* Start LISTED RECORDS *

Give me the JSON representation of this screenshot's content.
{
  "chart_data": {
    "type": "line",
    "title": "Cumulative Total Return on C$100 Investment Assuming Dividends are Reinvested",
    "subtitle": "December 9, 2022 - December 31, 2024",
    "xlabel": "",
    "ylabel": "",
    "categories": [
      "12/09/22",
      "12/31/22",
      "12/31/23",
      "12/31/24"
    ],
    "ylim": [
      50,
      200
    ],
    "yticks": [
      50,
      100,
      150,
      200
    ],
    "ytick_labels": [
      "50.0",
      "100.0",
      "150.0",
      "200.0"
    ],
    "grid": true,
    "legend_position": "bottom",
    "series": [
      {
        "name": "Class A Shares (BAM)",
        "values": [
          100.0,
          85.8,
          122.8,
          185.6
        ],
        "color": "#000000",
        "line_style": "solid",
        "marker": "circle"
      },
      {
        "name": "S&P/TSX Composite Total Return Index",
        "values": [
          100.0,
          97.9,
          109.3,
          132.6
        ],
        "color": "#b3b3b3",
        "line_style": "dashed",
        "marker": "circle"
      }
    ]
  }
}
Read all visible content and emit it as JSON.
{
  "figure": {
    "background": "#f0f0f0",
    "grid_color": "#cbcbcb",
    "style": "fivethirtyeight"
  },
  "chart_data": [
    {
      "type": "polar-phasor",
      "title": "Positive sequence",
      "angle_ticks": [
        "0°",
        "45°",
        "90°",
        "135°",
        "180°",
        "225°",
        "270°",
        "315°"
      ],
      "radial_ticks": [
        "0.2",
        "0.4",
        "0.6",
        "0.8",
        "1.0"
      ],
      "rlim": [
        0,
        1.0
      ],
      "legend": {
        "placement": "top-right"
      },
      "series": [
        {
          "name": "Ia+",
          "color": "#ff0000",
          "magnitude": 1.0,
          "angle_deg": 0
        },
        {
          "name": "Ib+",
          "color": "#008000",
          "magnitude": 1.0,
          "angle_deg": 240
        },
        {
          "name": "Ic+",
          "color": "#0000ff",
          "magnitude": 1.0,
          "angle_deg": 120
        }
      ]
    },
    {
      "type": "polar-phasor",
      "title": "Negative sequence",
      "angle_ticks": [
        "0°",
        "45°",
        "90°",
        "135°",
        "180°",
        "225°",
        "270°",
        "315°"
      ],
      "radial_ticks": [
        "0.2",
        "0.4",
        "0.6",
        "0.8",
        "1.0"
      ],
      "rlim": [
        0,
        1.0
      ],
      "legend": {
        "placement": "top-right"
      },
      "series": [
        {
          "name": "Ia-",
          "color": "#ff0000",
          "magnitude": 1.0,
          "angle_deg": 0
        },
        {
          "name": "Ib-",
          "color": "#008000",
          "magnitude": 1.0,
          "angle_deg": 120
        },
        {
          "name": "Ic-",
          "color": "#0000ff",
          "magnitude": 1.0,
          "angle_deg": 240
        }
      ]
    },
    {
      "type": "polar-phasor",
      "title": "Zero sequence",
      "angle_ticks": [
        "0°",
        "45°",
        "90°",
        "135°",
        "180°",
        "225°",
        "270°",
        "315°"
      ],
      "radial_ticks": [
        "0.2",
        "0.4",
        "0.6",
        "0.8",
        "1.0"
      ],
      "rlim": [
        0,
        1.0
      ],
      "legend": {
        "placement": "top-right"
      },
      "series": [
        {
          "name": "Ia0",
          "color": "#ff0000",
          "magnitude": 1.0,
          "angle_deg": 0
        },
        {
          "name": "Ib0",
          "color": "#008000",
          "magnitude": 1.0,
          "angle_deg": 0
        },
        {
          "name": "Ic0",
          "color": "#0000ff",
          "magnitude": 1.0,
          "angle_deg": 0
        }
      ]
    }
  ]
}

* End LISTED RECORDS *

Repeat every line of the material exactly as given.

Give me the JSON representation of this screenshot's content.
{
  "chart_data": {
    "type": "line",
    "title": "Cumulative Total Return on C$100 Investment Assuming Dividends are Reinvested",
    "subtitle": "December 9, 2022 - December 31, 2024",
    "xlabel": "",
    "ylabel": "",
    "categories": [
      "12/09/22",
      "12/31/22",
      "12/31/23",
      "12/31/24"
    ],
    "ylim": [
      50,
      200
    ],
    "yticks": [
      50,
      100,
      150,
      200
    ],
    "ytick_labels": [
      "50.0",
      "100.0",
      "150.0",
      "200.0"
    ],
    "grid": true,
    "legend_position": "bottom",
    "series": [
      {
        "name": "Class A Shares (BAM)",
        "values": [
          100.0,
          85.8,
          122.8,
          185.6
        ],
        "color": "#000000",
        "line_style": "solid",
        "marker": "circle"
      },
      {
        "name": "S&P/TSX Composite Total Return Index",
        "values": [
          100.0,
          97.9,
          109.3,
          132.6
        ],
        "color": "#b3b3b3",
        "line_style": "dashed",
        "marker": "circle"
      }
    ]
  }
}
Read all visible content and emit it as JSON.
{
  "figure": {
    "background": "#f0f0f0",
    "grid_color": "#cbcbcb",
    "style": "fivethirtyeight"
  },
  "chart_data": [
    {
      "type": "polar-phasor",
      "title": "Positive sequence",
      "angle_ticks": [
        "0°",
        "45°",
        "90°",
        "135°",
        "180°",
        "225°",
        "270°",
        "315°"
      ],
      "radial_ticks": [
        "0.2",
        "0.4",
        "0.6",
        "0.8",
        "1.0"
      ],
      "rlim": [
        0,
        1.0
      ],
      "legend": {
        "placement": "top-right"
      },
      "series": [
        {
          "name": "Ia+",
          "color": "#ff0000",
          "magnitude": 1.0,
          "angle_deg": 0
        },
        {
          "name": "Ib+",
          "color": "#008000",
          "magnitude": 1.0,
          "angle_deg": 240
        },
        {
          "name": "Ic+",
          "color": "#0000ff",
          "magnitude": 1.0,
          "angle_deg": 120
        }
      ]
    },
    {
      "type": "polar-phasor",
      "title": "Negative sequence",
      "angle_ticks": [
        "0°",
        "45°",
        "90°",
        "135°",
        "180°",
        "225°",
        "270°",
        "315°"
      ],
      "radial_ticks": [
        "0.2",
        "0.4",
        "0.6",
        "0.8",
        "1.0"
      ],
      "rlim": [
        0,
        1.0
      ],
      "legend": {
        "placement": "top-right"
      },
      "series": [
        {
          "name": "Ia-",
          "color": "#ff0000",
          "magnitude": 1.0,
          "angle_deg": 0
        },
        {
          "name": "Ib-",
          "color": "#008000",
          "magnitude": 1.0,
          "angle_deg": 120
        },
        {
          "name": "Ic-",
          "color": "#0000ff",
          "magnitude": 1.0,
          "angle_deg": 240
        }
      ]
    },
    {
      "type": "polar-phasor",
      "title": "Zero sequence",
      "angle_ticks": [
        "0°",
        "45°",
        "90°",
        "135°",
        "180°",
        "225°",
        "270°",
        "315°"
      ],
      "radial_ticks": [
        "0.2",
        "0.4",
        "0.6",
        "0.8",
        "1.0"
      ],
      "rlim": [
        0,
        1.0
      ],
      "legend": {
        "placement": "top-right"
      },
      "series": [
        {
          "name": "Ia0",
          "color": "#ff0000",
          "magnitude": 1.0,
          "angle_deg": 0
        },
        {
          "name": "Ib0",
          "color": "#008000",
          "magnitude": 1.0,
          "angle_deg": 0
        },
        {
          "name": "Ic0",
          "color": "#0000ff",
          "magnitude": 1.0,
          "angle_deg": 0
        }
      ]
    }
  ]
}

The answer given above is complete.